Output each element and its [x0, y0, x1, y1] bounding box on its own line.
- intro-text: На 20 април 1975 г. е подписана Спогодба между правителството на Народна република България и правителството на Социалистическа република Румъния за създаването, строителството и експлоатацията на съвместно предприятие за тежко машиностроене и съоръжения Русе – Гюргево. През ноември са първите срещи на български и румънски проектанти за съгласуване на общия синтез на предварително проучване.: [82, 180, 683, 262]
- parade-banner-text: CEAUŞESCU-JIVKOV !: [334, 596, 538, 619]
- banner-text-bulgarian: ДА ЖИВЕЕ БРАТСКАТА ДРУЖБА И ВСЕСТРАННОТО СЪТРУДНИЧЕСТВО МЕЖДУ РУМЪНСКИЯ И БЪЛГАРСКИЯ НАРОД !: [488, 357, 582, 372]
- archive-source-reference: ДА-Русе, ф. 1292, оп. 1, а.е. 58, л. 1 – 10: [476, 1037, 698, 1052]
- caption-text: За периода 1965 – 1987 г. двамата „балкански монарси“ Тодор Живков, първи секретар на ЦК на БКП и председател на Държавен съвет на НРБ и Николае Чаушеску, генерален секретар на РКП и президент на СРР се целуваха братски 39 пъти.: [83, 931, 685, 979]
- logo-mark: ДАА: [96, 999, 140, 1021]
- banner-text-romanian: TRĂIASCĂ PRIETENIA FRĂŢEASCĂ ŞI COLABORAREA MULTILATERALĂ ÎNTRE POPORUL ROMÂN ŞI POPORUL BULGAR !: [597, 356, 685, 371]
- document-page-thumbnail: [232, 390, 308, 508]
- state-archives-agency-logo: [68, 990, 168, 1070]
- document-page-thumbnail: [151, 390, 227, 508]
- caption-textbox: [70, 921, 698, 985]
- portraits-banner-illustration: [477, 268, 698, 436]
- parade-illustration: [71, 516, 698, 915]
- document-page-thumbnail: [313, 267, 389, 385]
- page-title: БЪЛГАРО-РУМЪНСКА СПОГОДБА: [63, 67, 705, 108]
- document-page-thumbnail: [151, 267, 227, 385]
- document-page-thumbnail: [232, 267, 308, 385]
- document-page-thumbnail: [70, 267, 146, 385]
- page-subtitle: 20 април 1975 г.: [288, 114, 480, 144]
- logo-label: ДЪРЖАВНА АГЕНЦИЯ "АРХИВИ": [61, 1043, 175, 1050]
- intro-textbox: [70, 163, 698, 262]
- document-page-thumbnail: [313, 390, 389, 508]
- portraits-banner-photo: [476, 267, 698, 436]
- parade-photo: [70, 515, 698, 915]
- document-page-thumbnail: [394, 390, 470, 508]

☆ ☆ ☆ ☆ ☆

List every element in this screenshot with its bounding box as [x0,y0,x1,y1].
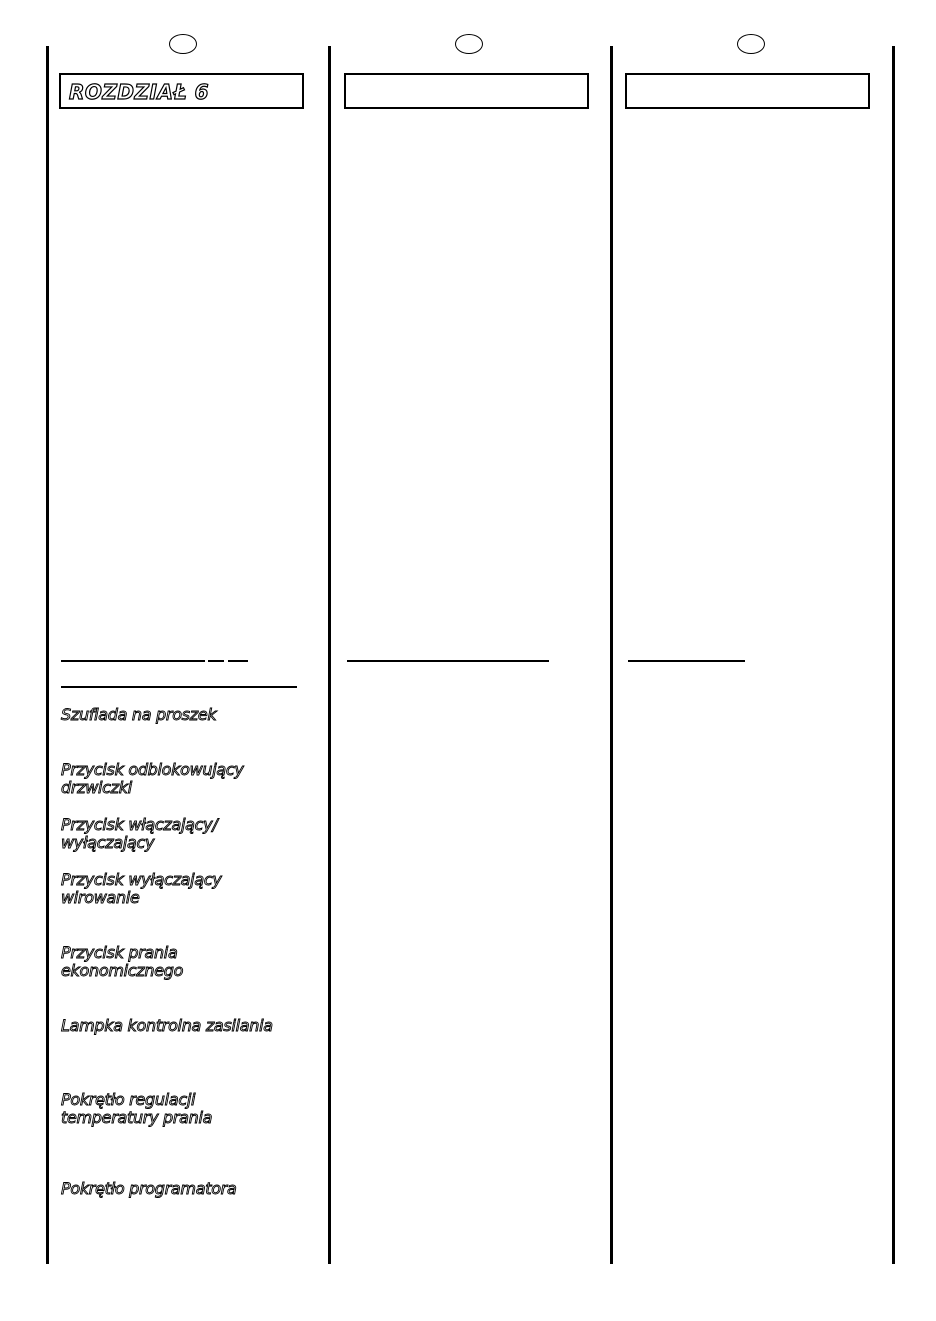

☆ ☆ ☆ ☆ ☆

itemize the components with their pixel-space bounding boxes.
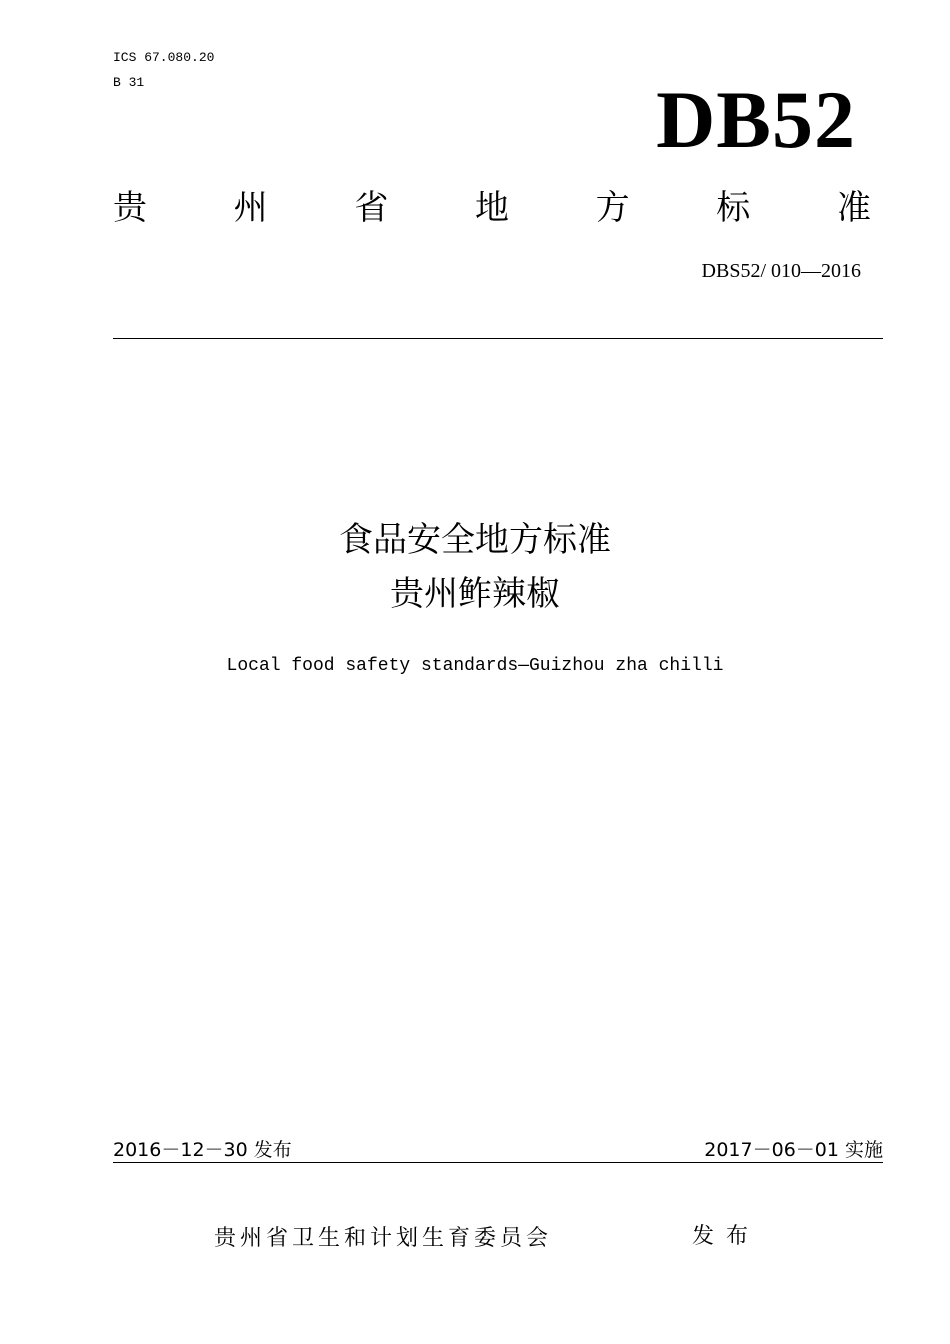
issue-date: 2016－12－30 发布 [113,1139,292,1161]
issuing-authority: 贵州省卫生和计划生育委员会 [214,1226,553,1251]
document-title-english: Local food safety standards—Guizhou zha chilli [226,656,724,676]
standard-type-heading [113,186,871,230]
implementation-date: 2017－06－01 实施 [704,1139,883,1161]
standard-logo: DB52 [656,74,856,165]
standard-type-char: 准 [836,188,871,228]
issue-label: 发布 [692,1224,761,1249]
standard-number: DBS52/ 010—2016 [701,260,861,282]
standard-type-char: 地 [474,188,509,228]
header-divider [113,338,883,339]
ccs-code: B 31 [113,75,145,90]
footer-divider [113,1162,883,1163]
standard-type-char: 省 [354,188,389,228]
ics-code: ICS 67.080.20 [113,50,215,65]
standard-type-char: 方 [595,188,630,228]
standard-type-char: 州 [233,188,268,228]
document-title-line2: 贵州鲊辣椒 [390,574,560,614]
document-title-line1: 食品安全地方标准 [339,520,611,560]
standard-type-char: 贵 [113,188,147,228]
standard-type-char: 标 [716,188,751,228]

☆ ☆ ☆ ☆ ☆

EXERCISE REQUIREMENTS
Print the data verbatim from the line with "itemize the components" up to and including the line with "standard-type-char: 标 [716,188,751,228]", and leave the pictures out.

EXPECTED OUTPUT
itemize the components with their pixel-space bounding boxes.
issue-date: 2016－12－30 发布 [113,1139,292,1161]
issuing-authority: 贵州省卫生和计划生育委员会 [214,1226,553,1251]
document-title-english: Local food safety standards—Guizhou zha chilli [226,656,724,676]
standard-type-heading [113,186,871,230]
implementation-date: 2017－06－01 实施 [704,1139,883,1161]
standard-logo: DB52 [656,74,856,165]
standard-type-char: 准 [836,188,871,228]
issue-label: 发布 [692,1224,761,1249]
standard-number: DBS52/ 010—2016 [701,260,861,282]
standard-type-char: 地 [474,188,509,228]
header-divider [113,338,883,339]
ccs-code: B 31 [113,75,145,90]
footer-divider [113,1162,883,1163]
standard-type-char: 省 [354,188,389,228]
ics-code: ICS 67.080.20 [113,50,215,65]
standard-type-char: 方 [595,188,630,228]
standard-type-char: 州 [233,188,268,228]
document-title-line2: 贵州鲊辣椒 [390,574,560,614]
document-title-line1: 食品安全地方标准 [339,520,611,560]
standard-type-char: 贵 [113,188,147,228]
standard-type-char: 标 [716,188,751,228]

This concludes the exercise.